→ 取り組む課題
1) 提示文のうち「国民民主党は、元衆院議員・山」を含む箇所から「るこの一連の経緯を振り返る。」までを書き写しなさい。その際、「離党届」を「退党届」に書き換えること。
2) 次の（a）～（c）が提示文の内容と合っているかどうか、それぞれ「はい」か「いいえ」で答え、判断の根拠となる提示文の言葉をそのまま引用しなさい。（a）山尾氏は記者会見で不倫の事実を認めた。（b）国民民主党は会見の翌日に山尾氏の公認見送りを決めた。（c）山尾氏は衆院選の候補として擁立された。

→ 提示文

国民民主党を揺るがした山尾志桜里氏「擁立→見送り→離党」の泥仕合

国民民主党は、元衆院議員・山尾志桜里氏(50)の参院選比例代表候補擁立を巡る混乱で「激震」に見舞われた。党首自身が招いたとされるこの「山尾ショック」は、有権者の同党への信頼を大きく損なったことは明らかだ。近年、政党支持率で立憲民主党を上回る勢いを見せていた国民民主党だが、不倫疑惑を抱える山尾氏を候補に擁立した途端、流れは一変した。この最初の判断ミスが全ての始まりだったと言える。

SNSなどでは国民民主党に対する批判が殺到し、支持率は急落した。候補者発表から1カ月近く経った6月10日、山尾氏はようやく出馬に関する記者会見を開き、「不倫の事実はない」と釈明したが、詳細については語らなかった。会見の翌日、国民民主党は直ちに山尾氏の公認見送りを決定した。この対応もまた、山尾氏にとっては厳しい仕打ちに映ったことだろう。山尾氏もこれに屈することなく、擁立劇の舞台裏を暴露し、国民民主党の玉木雄一郎代表らを批判して離党届を提出した。まさに「泥仕合」とも言えるこの一連の経緯を振り返る。

→ データ欄
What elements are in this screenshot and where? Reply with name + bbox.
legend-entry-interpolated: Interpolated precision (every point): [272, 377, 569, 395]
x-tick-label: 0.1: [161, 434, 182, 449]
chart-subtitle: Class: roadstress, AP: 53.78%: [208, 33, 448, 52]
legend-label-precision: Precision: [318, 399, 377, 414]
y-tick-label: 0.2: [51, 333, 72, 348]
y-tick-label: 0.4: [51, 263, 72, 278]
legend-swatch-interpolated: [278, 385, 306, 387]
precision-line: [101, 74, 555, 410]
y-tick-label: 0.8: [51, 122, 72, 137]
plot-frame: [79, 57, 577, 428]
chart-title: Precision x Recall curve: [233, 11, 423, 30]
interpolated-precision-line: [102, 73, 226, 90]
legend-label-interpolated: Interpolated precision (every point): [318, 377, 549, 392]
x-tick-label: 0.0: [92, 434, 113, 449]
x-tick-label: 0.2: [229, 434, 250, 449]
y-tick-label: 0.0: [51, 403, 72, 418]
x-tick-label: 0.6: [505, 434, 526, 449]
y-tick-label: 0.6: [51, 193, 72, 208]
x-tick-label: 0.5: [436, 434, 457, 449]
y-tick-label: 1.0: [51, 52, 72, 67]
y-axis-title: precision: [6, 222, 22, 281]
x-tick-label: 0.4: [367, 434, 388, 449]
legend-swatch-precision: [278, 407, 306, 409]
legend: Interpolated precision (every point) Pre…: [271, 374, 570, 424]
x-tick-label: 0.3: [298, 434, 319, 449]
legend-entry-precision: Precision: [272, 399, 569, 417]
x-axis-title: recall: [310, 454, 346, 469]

→ 練習の解答
1)
国民民主党は、元衆院議員・山尾志桜里氏(50)の参院選比例代表候補擁立を巡る混乱で「激震」に見舞われた。党首自身が招いたとされるこの「山尾ショック」は、有権者の同党への信頼を大きく損なったことは明らかだ。近年、政党支持率で立憲民主党を上回る勢いを見せていた国民民主党だが、不倫疑惑を抱える山尾氏を候補に擁立した途端、流れは一変した。この最初の判断ミスが全ての始まりだったと言える。

SNSなどでは国民民主党に対する批判が殺到し、支持率は急落した。候補者発表から1カ月近く経った6月10日、山尾氏はようやく出馬に関する記者会見を開き、「不倫の事実はない」と釈明したが、詳細については語らなかった。会見の翌日、国民民主党は直ちに山尾氏の公認見送りを決定した。この対応もまた、山尾氏にとっては厳しい仕打ちに映ったことだろう。山尾氏もこれに屈することなく、擁立劇の舞台裏を暴露し、国民民主党の玉木雄一郎代表らを批判して退党届を提出した。まさに「泥仕合」とも言えるこの一連の経緯を振り返る。

2)
（a）いいえ：「「不倫の事実はない」と釈明した」
（b）はい：「会見の翌日、国民民主党は直ちに山尾氏の公認見送りを決定した」
（c）いいえ：「参院選比例代表候補擁立を巡る混乱」